• [Exercise description] Find each line with the string "Omvang" and report it.

• [Data provided]
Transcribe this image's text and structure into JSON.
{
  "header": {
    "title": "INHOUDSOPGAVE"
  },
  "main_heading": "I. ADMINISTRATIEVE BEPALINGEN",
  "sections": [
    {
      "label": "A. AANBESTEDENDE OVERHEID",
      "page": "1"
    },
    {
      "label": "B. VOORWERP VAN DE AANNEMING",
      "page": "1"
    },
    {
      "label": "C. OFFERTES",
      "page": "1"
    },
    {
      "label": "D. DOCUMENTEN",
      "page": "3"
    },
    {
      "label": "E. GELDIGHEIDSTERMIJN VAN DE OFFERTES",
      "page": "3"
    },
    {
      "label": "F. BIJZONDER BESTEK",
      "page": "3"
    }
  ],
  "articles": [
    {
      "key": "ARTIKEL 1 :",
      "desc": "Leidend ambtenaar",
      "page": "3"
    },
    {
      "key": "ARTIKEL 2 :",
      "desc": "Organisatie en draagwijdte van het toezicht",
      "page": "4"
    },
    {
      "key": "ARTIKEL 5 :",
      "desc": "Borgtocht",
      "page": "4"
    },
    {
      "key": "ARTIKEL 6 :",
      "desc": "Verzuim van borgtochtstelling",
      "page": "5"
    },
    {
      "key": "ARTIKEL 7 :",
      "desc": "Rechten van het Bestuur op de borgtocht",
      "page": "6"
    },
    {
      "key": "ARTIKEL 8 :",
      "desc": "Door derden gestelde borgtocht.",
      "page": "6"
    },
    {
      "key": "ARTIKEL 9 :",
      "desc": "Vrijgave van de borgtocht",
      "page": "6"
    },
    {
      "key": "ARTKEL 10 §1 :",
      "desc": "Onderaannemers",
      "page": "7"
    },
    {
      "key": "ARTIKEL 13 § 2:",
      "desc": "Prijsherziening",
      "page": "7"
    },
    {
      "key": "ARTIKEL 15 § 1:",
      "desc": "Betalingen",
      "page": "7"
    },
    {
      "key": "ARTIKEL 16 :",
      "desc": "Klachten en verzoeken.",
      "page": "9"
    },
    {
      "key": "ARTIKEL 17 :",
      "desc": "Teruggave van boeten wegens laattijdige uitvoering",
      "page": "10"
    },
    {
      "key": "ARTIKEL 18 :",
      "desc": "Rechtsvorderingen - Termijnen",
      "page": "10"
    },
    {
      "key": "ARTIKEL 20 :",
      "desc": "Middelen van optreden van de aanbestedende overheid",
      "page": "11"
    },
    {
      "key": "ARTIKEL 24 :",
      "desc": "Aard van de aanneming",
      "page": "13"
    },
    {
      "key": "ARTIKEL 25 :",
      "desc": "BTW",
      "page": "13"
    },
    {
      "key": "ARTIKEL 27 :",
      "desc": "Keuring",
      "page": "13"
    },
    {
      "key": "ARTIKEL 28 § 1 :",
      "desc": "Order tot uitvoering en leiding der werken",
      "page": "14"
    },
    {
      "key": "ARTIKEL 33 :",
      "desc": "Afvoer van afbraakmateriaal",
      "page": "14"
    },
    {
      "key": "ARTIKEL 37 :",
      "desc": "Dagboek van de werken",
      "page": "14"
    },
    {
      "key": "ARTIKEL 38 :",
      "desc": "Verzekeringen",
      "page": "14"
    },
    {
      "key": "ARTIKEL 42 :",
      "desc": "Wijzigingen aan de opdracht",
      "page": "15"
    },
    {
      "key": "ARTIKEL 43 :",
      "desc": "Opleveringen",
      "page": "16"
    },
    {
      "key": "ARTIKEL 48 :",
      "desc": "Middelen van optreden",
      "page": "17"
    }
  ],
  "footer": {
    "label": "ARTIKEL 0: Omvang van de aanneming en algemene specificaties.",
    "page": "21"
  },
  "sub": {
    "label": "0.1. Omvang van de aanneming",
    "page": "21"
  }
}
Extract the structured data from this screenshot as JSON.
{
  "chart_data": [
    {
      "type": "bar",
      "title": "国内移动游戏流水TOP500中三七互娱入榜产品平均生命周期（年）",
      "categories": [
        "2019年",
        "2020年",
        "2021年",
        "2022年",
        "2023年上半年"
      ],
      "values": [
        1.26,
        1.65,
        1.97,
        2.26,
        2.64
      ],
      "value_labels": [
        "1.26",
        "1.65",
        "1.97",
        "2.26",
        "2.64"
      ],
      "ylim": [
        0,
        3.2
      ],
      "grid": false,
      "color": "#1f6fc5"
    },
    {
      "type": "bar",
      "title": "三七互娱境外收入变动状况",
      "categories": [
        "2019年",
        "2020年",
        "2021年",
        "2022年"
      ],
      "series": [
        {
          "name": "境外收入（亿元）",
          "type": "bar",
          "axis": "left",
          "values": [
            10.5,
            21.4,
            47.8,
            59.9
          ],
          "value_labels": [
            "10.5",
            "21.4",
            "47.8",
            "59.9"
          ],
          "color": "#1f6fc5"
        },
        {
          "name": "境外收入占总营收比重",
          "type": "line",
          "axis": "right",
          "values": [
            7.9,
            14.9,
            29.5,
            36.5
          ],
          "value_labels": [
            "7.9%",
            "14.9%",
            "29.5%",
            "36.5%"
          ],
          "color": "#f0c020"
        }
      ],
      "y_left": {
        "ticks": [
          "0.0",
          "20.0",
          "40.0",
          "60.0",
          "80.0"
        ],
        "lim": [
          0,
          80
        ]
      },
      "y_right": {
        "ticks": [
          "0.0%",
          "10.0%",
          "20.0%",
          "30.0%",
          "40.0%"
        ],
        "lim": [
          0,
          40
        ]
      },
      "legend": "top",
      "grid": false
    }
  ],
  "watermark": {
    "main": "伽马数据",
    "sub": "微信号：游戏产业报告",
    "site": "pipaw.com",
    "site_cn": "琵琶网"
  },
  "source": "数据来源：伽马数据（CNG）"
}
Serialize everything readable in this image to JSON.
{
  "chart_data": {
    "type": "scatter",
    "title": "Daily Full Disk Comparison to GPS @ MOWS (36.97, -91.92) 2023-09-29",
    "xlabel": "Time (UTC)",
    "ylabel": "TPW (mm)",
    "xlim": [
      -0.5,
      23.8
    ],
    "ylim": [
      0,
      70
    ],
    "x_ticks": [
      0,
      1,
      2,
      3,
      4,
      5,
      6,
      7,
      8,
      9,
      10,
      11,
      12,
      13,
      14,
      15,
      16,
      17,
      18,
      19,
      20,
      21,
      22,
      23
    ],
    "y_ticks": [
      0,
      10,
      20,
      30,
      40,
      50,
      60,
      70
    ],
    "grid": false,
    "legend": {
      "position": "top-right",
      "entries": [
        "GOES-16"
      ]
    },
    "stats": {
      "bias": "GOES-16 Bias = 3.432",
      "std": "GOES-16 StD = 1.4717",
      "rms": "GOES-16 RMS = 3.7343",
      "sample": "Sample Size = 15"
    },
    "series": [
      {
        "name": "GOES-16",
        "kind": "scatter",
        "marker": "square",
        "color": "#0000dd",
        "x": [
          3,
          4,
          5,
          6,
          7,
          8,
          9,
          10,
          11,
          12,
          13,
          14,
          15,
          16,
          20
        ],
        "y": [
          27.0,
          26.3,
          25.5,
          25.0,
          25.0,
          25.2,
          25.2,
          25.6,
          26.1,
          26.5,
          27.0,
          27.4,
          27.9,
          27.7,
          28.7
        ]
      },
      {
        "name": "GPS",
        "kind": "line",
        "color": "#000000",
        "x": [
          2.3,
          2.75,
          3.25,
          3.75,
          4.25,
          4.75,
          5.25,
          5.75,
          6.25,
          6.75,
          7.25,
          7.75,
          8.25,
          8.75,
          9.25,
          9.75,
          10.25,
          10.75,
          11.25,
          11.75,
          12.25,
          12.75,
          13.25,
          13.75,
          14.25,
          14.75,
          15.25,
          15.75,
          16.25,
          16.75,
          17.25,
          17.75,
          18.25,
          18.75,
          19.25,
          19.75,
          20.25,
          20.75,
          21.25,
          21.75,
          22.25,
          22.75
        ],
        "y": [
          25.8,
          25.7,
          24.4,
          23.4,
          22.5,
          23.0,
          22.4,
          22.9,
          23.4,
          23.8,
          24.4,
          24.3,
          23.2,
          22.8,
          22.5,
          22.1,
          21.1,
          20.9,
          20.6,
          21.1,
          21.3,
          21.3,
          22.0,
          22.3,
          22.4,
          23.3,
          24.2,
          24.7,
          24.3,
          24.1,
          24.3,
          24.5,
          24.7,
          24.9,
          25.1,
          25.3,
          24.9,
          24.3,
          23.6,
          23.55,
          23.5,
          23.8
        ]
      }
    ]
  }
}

• [Written solution]
    "label": "ARTIKEL 0: Omvang van de aanneming en algemene specificaties.",
    "label": "0.1. Omvang van de aanneming",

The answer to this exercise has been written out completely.